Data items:
Start

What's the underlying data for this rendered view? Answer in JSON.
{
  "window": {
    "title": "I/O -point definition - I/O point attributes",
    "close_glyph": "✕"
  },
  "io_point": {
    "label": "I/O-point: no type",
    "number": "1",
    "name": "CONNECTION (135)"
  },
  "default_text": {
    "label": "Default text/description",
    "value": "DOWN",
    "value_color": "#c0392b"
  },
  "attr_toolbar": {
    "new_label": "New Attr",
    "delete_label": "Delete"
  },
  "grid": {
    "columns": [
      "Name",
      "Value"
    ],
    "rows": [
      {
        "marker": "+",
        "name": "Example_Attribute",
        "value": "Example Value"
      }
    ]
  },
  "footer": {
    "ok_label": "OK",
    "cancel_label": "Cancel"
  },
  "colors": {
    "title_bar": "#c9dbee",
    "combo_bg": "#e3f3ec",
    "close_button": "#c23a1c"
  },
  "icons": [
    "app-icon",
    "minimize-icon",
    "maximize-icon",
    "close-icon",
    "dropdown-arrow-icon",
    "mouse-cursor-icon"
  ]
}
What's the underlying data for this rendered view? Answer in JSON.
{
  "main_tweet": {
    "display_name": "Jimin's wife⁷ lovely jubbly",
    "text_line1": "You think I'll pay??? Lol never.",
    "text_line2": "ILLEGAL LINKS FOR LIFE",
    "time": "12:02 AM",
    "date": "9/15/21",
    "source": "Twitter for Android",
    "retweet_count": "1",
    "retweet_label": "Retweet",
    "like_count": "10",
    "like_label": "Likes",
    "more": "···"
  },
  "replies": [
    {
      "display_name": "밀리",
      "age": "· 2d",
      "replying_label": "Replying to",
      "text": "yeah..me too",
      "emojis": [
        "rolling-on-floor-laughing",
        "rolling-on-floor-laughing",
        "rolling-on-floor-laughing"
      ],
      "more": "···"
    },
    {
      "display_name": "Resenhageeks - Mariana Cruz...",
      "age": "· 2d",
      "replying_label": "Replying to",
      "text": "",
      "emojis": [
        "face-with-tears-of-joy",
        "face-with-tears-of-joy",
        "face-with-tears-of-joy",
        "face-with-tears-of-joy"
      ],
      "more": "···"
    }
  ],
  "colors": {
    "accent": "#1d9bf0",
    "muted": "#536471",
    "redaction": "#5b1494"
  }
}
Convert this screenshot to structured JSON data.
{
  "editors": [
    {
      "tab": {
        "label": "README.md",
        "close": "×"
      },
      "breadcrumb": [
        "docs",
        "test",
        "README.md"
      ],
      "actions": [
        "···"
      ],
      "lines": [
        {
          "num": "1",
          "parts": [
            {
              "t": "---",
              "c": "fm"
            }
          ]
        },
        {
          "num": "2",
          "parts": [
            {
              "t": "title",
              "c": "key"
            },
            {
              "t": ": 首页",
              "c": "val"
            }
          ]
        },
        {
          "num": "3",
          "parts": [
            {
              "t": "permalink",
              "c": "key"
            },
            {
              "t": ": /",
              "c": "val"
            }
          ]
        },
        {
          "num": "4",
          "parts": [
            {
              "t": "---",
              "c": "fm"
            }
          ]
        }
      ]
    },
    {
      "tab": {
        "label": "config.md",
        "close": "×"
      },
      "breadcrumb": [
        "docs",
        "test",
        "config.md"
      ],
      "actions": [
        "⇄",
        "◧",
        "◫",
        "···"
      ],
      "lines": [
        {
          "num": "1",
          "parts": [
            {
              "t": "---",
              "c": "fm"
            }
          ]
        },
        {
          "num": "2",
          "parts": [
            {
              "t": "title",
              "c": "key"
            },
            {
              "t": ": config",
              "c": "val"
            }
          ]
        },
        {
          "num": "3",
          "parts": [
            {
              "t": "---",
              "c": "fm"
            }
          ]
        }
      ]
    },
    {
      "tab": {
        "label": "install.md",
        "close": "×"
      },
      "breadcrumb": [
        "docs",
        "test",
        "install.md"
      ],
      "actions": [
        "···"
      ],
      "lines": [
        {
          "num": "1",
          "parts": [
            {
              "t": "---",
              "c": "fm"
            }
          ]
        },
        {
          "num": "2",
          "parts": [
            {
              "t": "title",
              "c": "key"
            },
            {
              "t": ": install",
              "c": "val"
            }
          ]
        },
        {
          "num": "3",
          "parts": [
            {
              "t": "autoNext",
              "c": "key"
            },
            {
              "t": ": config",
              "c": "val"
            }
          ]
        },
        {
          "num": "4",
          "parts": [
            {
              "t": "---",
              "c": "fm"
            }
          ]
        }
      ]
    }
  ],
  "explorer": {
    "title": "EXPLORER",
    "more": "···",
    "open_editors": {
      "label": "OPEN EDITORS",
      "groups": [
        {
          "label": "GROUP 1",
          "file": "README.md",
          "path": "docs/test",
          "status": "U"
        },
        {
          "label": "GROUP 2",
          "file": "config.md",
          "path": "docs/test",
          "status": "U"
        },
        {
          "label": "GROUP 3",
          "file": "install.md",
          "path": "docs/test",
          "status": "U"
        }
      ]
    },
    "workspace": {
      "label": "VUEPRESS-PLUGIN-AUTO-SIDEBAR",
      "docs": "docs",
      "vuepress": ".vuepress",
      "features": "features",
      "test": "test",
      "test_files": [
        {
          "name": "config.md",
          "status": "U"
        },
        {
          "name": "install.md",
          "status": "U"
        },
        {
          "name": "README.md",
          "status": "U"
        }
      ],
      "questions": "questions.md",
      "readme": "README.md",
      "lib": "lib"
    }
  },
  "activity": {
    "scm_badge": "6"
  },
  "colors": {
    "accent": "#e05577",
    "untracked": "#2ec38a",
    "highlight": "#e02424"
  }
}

End

Request: Write the data out again in full and exactly.

Reply to the task:
What's the underlying data for this rendered view? Answer in JSON.
{
  "window": {
    "title": "I/O -point definition - I/O point attributes",
    "close_glyph": "✕"
  },
  "io_point": {
    "label": "I/O-point: no type",
    "number": "1",
    "name": "CONNECTION (135)"
  },
  "default_text": {
    "label": "Default text/description",
    "value": "DOWN",
    "value_color": "#c0392b"
  },
  "attr_toolbar": {
    "new_label": "New Attr",
    "delete_label": "Delete"
  },
  "grid": {
    "columns": [
      "Name",
      "Value"
    ],
    "rows": [
      {
        "marker": "+",
        "name": "Example_Attribute",
        "value": "Example Value"
      }
    ]
  },
  "footer": {
    "ok_label": "OK",
    "cancel_label": "Cancel"
  },
  "colors": {
    "title_bar": "#c9dbee",
    "combo_bg": "#e3f3ec",
    "close_button": "#c23a1c"
  },
  "icons": [
    "app-icon",
    "minimize-icon",
    "maximize-icon",
    "close-icon",
    "dropdown-arrow-icon",
    "mouse-cursor-icon"
  ]
}
What's the underlying data for this rendered view? Answer in JSON.
{
  "main_tweet": {
    "display_name": "Jimin's wife⁷ lovely jubbly",
    "text_line1": "You think I'll pay??? Lol never.",
    "text_line2": "ILLEGAL LINKS FOR LIFE",
    "time": "12:02 AM",
    "date": "9/15/21",
    "source": "Twitter for Android",
    "retweet_count": "1",
    "retweet_label": "Retweet",
    "like_count": "10",
    "like_label": "Likes",
    "more": "···"
  },
  "replies": [
    {
      "display_name": "밀리",
      "age": "· 2d",
      "replying_label": "Replying to",
      "text": "yeah..me too",
      "emojis": [
        "rolling-on-floor-laughing",
        "rolling-on-floor-laughing",
        "rolling-on-floor-laughing"
      ],
      "more": "···"
    },
    {
      "display_name": "Resenhageeks - Mariana Cruz...",
      "age": "· 2d",
      "replying_label": "Replying to",
      "text": "",
      "emojis": [
        "face-with-tears-of-joy",
        "face-with-tears-of-joy",
        "face-with-tears-of-joy",
        "face-with-tears-of-joy"
      ],
      "more": "···"
    }
  ],
  "colors": {
    "accent": "#1d9bf0",
    "muted": "#536471",
    "redaction": "#5b1494"
  }
}
Convert this screenshot to structured JSON data.
{
  "editors": [
    {
      "tab": {
        "label": "README.md",
        "close": "×"
      },
      "breadcrumb": [
        "docs",
        "test",
        "README.md"
      ],
      "actions": [
        "···"
      ],
      "lines": [
        {
          "num": "1",
          "parts": [
            {
              "t": "---",
              "c": "fm"
            }
          ]
        },
        {
          "num": "2",
          "parts": [
            {
              "t": "title",
              "c": "key"
            },
            {
              "t": ": 首页",
              "c": "val"
            }
          ]
        },
        {
          "num": "3",
          "parts": [
            {
              "t": "permalink",
              "c": "key"
            },
            {
              "t": ": /",
              "c": "val"
            }
          ]
        },
        {
          "num": "4",
          "parts": [
            {
              "t": "---",
              "c": "fm"
            }
          ]
        }
      ]
    },
    {
      "tab": {
        "label": "config.md",
        "close": "×"
      },
      "breadcrumb": [
        "docs",
        "test",
        "config.md"
      ],
      "actions": [
        "⇄",
        "◧",
        "◫",
        "···"
      ],
      "lines": [
        {
          "num": "1",
          "parts": [
            {
              "t": "---",
              "c": "fm"
            }
          ]
        },
        {
          "num": "2",
          "parts": [
            {
              "t": "title",
              "c": "key"
            },
            {
              "t": ": config",
              "c": "val"
            }
          ]
        },
        {
          "num": "3",
          "parts": [
            {
              "t": "---",
              "c": "fm"
            }
          ]
        }
      ]
    },
    {
      "tab": {
        "label": "install.md",
        "close": "×"
      },
      "breadcrumb": [
        "docs",
        "test",
        "install.md"
      ],
      "actions": [
        "···"
      ],
      "lines": [
        {
          "num": "1",
          "parts": [
            {
              "t": "---",
              "c": "fm"
            }
          ]
        },
        {
          "num": "2",
          "parts": [
            {
              "t": "title",
              "c": "key"
            },
            {
              "t": ": install",
              "c": "val"
            }
          ]
        },
        {
          "num": "3",
          "parts": [
            {
              "t": "autoNext",
              "c": "key"
            },
            {
              "t": ": config",
              "c": "val"
            }
          ]
        },
        {
          "num": "4",
          "parts": [
            {
              "t": "---",
              "c": "fm"
            }
          ]
        }
      ]
    }
  ],
  "explorer": {
    "title": "EXPLORER",
    "more": "···",
    "open_editors": {
      "label": "OPEN EDITORS",
      "groups": [
        {
          "label": "GROUP 1",
          "file": "README.md",
          "path": "docs/test",
          "status": "U"
        },
        {
          "label": "GROUP 2",
          "file": "config.md",
          "path": "docs/test",
          "status": "U"
        },
        {
          "label": "GROUP 3",
          "file": "install.md",
          "path": "docs/test",
          "status": "U"
        }
      ]
    },
    "workspace": {
      "label": "VUEPRESS-PLUGIN-AUTO-SIDEBAR",
      "docs": "docs",
      "vuepress": ".vuepress",
      "features": "features",
      "test": "test",
      "test_files": [
        {
          "name": "config.md",
          "status": "U"
        },
        {
          "name": "install.md",
          "status": "U"
        },
        {
          "name": "README.md",
          "status": "U"
        }
      ],
      "questions": "questions.md",
      "readme": "README.md",
      "lib": "lib"
    }
  },
  "activity": {
    "scm_badge": "6"
  },
  "colors": {
    "accent": "#e05577",
    "untracked": "#2ec38a",
    "highlight": "#e02424"
  }
}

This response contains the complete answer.